Requirements: Without the pictures, print each of the records below exactly as it appears.

==== Records supplied

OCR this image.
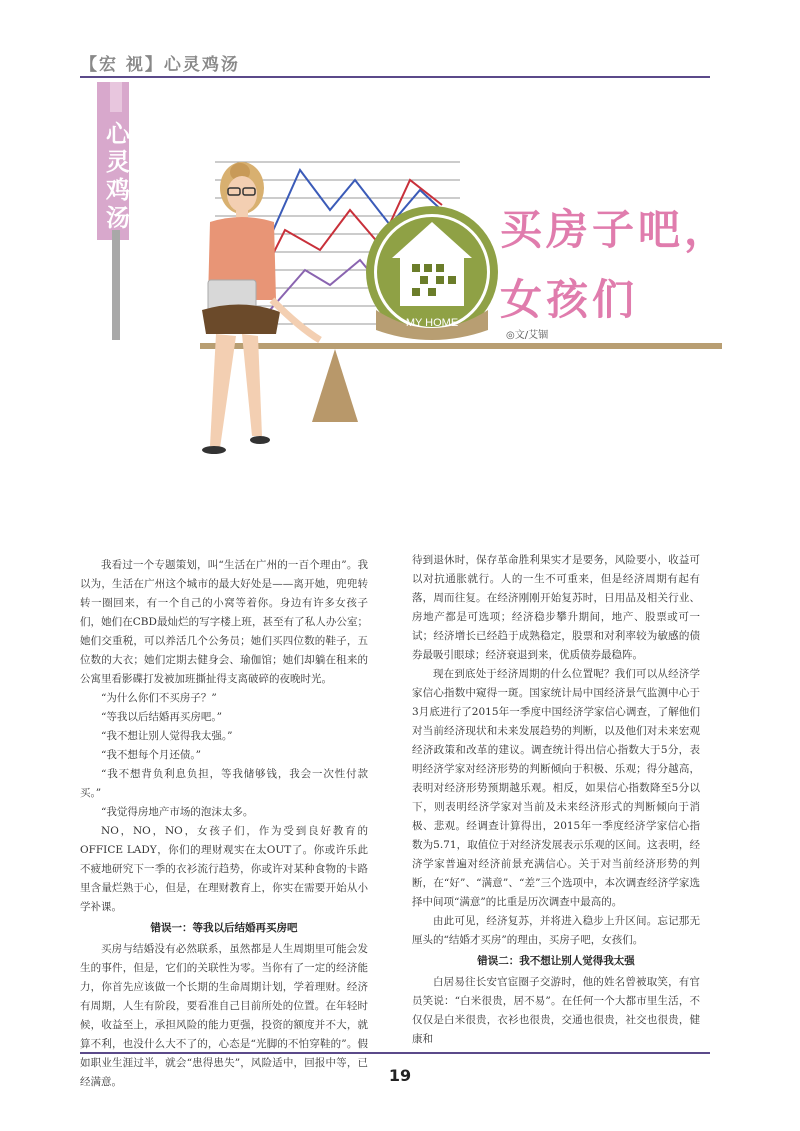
【宏 视】心灵鸡汤
心
灵
鸡
汤
MY HOME
买房子吧，
女孩们
◎文/艾锢

我看过一个专题策划，叫“生活在广州的一百个理由”。我以为，生活在广州这个城市的最大好处是——离开她，兜兜转转一圈回来，有一个自己的小窝等着你。身边有许多女孩子们，她们在CBD最灿烂的写字楼上班，甚至有了私人办公室；她们交重税，可以养活几个公务员；她们买四位数的鞋子，五位数的大衣；她们定期去健身会、瑜伽馆；她们却躺在租来的公寓里看影碟打发被加班撕扯得支离破碎的夜晚时光。

“为什么你们不买房子？”

“等我以后结婚再买房吧。”

“我不想让别人觉得我太强。”

“我不想每个月还债。”

“我不想背负利息负担，等我储够钱，我会一次性付款买。”

“我觉得房地产市场的泡沫太多。

NO，NO，NO，女孩子们，作为受到良好教育的OFFICE LADY，你们的理财观实在太OUT了。你或许乐此不疲地研究下一季的衣衫流行趋势，你或许对某种食物的卡路里含量烂熟于心，但是，在理财教育上，你实在需要开始从小学补课。

错误一：等我以后结婚再买房吧

买房与结婚没有必然联系，虽然都是人生周期里可能会发生的事件，但是，它们的关联性为零。当你有了一定的经济能力，你首先应该做一个长期的生命周期计划，学着理财。经济有周期，人生有阶段，要看准自己目前所处的位置。在年轻时候，收益至上，承担风险的能力更强，投资的额度并不大，就算不利，也没什么大不了的，心态是“光脚的不怕穿鞋的”。假如职业生涯过半，就会“患得患失”，风险适中，回报中等，已经满意。

待到退休时，保存革命胜利果实才是要务，风险要小，收益可以对抗通胀就行。人的一生不可重来，但是经济周期有起有落，周而往复。在经济刚刚开始复苏时，日用品及相关行业、房地产都是可选项；经济稳步攀升期间，地产、股票或可一试；经济增长已经趋于成熟稳定，股票和对利率较为敏感的债券最吸引眼球；经济衰退到来，优质债券最稳阵。

现在到底处于经济周期的什么位置呢？我们可以从经济学家信心指数中窥得一斑。国家统计局中国经济景气监测中心于3月底进行了2015年一季度中国经济学家信心调查，了解他们对当前经济现状和未来发展趋势的判断，以及他们对未来宏观经济政策和改革的建议。调查统计得出信心指数大于5分，表明经济学家对经济形势的判断倾向于积极、乐观；得分越高，表明对经济形势预期越乐观。相反，如果信心指数降至5分以下，则表明经济学家对当前及未来经济形式的判断倾向于消极、悲观。经调查计算得出，2015年一季度经济学家信心指数为5.71，取值位于对经济发展表示乐观的区间。这表明，经济学家普遍对经济前景充满信心。关于对当前经济形势的判断，在“好”、“满意”、“差”三个选项中，本次调查经济学家选择中间项“满意”的比重是历次调查中最高的。

由此可见，经济复苏，并将进入稳步上升区间。忘记那无厘头的“结婚才买房”的理由，买房子吧，女孩们。

错误二：我不想让别人觉得我太强

白居易往长安官宦圈子交游时，他的姓名曾被取笑，有官员笑说：“白米很贵，居不易”。在任何一个大都市里生活，不仅仅是白米很贵，衣衫也很贵，交通也很贵，社交也很贵，健康和

19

========

Response for this exercise:
OCR this image.
【宏 视】心灵鸡汤
心
灵
鸡
汤
MY HOME
买房子吧，
女孩们
◎文/艾锢

我看过一个专题策划，叫“生活在广州的一百个理由”。我以为，生活在广州这个城市的最大好处是——离开她，兜兜转转一圈回来，有一个自己的小窝等着你。身边有许多女孩子们，她们在CBD最灿烂的写字楼上班，甚至有了私人办公室；她们交重税，可以养活几个公务员；她们买四位数的鞋子，五位数的大衣；她们定期去健身会、瑜伽馆；她们却躺在租来的公寓里看影碟打发被加班撕扯得支离破碎的夜晚时光。

“为什么你们不买房子？”

“等我以后结婚再买房吧。”

“我不想让别人觉得我太强。”

“我不想每个月还债。”

“我不想背负利息负担，等我储够钱，我会一次性付款买。”

“我觉得房地产市场的泡沫太多。

NO，NO，NO，女孩子们，作为受到良好教育的OFFICE LADY，你们的理财观实在太OUT了。你或许乐此不疲地研究下一季的衣衫流行趋势，你或许对某种食物的卡路里含量烂熟于心，但是，在理财教育上，你实在需要开始从小学补课。

错误一：等我以后结婚再买房吧

买房与结婚没有必然联系，虽然都是人生周期里可能会发生的事件，但是，它们的关联性为零。当你有了一定的经济能力，你首先应该做一个长期的生命周期计划，学着理财。经济有周期，人生有阶段，要看准自己目前所处的位置。在年轻时候，收益至上，承担风险的能力更强，投资的额度并不大，就算不利，也没什么大不了的，心态是“光脚的不怕穿鞋的”。假如职业生涯过半，就会“患得患失”，风险适中，回报中等，已经满意。

待到退休时，保存革命胜利果实才是要务，风险要小，收益可以对抗通胀就行。人的一生不可重来，但是经济周期有起有落，周而往复。在经济刚刚开始复苏时，日用品及相关行业、房地产都是可选项；经济稳步攀升期间，地产、股票或可一试；经济增长已经趋于成熟稳定，股票和对利率较为敏感的债券最吸引眼球；经济衰退到来，优质债券最稳阵。

现在到底处于经济周期的什么位置呢？我们可以从经济学家信心指数中窥得一斑。国家统计局中国经济景气监测中心于3月底进行了2015年一季度中国经济学家信心调查，了解他们对当前经济现状和未来发展趋势的判断，以及他们对未来宏观经济政策和改革的建议。调查统计得出信心指数大于5分，表明经济学家对经济形势的判断倾向于积极、乐观；得分越高，表明对经济形势预期越乐观。相反，如果信心指数降至5分以下，则表明经济学家对当前及未来经济形式的判断倾向于消极、悲观。经调查计算得出，2015年一季度经济学家信心指数为5.71，取值位于对经济发展表示乐观的区间。这表明，经济学家普遍对经济前景充满信心。关于对当前经济形势的判断，在“好”、“满意”、“差”三个选项中，本次调查经济学家选择中间项“满意”的比重是历次调查中最高的。

由此可见，经济复苏，并将进入稳步上升区间。忘记那无厘头的“结婚才买房”的理由，买房子吧，女孩们。

错误二：我不想让别人觉得我太强

白居易往长安官宦圈子交游时，他的姓名曾被取笑，有官员笑说：“白米很贵，居不易”。在任何一个大都市里生活，不仅仅是白米很贵，衣衫也很贵，交通也很贵，社交也很贵，健康和

19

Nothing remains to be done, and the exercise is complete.